* EXERCISE PASSAGE *
((
The Peoples of North America Full-time farming and Mississippian culture: By around a.d. 700, people in the Mississippi River valley had shifted to full-time farming. Some of their cities, such as Cahokia, had populations of more than 10,000. The Iroquois: Northeast of the Mississippian people lived the Iroquois peoples. They dwelled in villages of longhouses, with the men hunting and the women farming and gathering wild plants. The various Iroquois groups often warred against each other until an alliance of five groups, called the Iroquois League, was formed in the 1500s. Representatives of the groups formed a Grand Council that met to settle differences.

The Peoples of North America Plains Indians: On the Great Plains west of the Mississippi River valley lived peoples who both farmed and hunted buffalo. The buffalo provided them not only with meat but also with skins from which they made their clothing and shelters.
))
* WHAT TO PRODUCE *
Please rewrite the stretch of the North America passage from "The Peoples of North America Plains" through "clothing and shelters.", putting "bison" in place of "buffalo" wherever it appears.

* STUDY MATERIAL *
((
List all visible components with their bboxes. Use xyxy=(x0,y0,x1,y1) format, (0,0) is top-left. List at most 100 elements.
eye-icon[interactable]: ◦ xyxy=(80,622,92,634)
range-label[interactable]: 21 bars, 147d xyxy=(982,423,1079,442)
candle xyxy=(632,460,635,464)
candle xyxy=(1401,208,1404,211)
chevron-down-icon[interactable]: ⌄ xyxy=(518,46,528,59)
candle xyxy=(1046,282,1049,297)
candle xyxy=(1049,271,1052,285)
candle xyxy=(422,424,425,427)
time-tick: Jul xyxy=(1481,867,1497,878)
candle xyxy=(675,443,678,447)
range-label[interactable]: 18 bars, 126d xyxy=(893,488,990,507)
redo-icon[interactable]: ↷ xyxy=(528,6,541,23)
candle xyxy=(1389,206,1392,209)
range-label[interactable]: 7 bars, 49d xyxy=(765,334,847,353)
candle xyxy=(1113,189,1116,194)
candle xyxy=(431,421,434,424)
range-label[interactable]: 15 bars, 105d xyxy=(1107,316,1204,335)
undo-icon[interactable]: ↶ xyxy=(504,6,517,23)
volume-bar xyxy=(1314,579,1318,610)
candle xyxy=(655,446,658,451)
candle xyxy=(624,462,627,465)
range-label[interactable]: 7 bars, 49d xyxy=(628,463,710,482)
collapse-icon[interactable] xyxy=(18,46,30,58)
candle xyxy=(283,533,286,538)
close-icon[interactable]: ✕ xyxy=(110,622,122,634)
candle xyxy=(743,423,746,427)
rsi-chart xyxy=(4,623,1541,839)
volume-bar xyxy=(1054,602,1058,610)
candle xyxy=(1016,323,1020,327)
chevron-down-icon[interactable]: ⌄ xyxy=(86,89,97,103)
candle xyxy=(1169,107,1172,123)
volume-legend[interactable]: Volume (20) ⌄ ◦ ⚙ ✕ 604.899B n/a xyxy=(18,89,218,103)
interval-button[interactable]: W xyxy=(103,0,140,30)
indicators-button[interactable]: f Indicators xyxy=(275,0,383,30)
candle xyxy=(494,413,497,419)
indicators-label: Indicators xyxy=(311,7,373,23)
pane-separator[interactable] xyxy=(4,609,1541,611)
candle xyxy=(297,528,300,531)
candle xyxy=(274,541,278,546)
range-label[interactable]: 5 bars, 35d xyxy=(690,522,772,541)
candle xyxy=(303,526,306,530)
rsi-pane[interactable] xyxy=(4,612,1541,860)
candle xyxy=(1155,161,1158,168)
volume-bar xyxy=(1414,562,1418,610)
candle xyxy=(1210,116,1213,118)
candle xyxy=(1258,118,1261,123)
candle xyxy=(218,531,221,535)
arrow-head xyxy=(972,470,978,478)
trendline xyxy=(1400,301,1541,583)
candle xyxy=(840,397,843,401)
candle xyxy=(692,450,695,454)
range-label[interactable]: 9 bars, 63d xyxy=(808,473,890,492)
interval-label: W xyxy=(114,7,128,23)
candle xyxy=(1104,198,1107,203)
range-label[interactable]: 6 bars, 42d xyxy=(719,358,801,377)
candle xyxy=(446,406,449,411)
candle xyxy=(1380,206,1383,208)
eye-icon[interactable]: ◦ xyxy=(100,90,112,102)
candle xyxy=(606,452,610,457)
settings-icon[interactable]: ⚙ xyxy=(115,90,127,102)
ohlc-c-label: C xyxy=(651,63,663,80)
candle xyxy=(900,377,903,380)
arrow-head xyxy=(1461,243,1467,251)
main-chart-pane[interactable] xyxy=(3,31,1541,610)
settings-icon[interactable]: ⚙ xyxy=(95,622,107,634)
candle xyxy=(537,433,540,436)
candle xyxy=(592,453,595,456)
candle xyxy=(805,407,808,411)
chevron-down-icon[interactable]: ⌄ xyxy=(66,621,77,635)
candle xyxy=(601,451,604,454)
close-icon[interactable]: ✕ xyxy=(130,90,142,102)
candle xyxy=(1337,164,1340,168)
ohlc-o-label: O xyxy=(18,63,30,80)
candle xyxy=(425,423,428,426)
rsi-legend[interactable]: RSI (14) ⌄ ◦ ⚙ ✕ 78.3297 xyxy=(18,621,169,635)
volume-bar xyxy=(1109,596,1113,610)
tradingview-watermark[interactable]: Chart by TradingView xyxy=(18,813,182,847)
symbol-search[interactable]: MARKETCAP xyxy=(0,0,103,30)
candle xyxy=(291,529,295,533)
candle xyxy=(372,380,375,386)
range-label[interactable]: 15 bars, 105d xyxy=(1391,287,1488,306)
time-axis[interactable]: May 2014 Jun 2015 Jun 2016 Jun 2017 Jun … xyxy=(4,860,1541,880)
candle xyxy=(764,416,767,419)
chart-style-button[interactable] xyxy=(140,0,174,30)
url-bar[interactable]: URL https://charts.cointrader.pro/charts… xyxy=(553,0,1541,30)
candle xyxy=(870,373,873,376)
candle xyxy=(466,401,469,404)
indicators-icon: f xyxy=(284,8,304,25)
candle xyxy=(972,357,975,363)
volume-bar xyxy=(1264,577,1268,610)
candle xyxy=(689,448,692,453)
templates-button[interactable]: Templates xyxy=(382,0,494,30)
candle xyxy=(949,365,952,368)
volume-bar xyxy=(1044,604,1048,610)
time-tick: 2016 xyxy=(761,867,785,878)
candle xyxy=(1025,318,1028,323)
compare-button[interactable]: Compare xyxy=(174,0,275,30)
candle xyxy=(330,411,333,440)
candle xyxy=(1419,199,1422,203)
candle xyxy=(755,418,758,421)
))
* RESPONSE TO THE TASK *
The Peoples of North America Plains Indians: On the Great Plains west of the Mississippi River valley lived peoples who both farmed and hunted bison. The bison provided them not only with meat but also with skins from which they made their clothing and shelters.